→ **Work to be completed**:
Below are some records; reproduce every one of them exactly.

(Stored data entries)
>>>>>
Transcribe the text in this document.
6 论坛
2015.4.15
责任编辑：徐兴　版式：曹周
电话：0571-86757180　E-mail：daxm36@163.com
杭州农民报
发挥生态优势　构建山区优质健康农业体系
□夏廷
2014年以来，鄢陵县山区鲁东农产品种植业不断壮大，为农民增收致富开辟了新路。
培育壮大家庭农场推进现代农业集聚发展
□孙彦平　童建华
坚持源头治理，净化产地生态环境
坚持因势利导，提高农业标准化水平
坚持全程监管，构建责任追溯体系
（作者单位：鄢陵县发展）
<<<<<
→ **Task output**:
Transcribe the text in this document.
6 论坛
2015.4.15
责任编辑：徐兴　版式：曹周
电话：0571-86757180　E-mail：daxm36@163.com
杭州农民报
发挥生态优势　构建山区优质健康农业体系
□夏廷
2014年以来，鄢陵县山区鲁东农产品种植业不断壮大，为农民增收致富开辟了新路。
培育壮大家庭农场推进现代农业集聚发展
□孙彦平　童建华
坚持源头治理，净化产地生态环境
坚持因势利导，提高农业标准化水平
坚持全程监管，构建责任追溯体系
（作者单位：鄢陵县发展）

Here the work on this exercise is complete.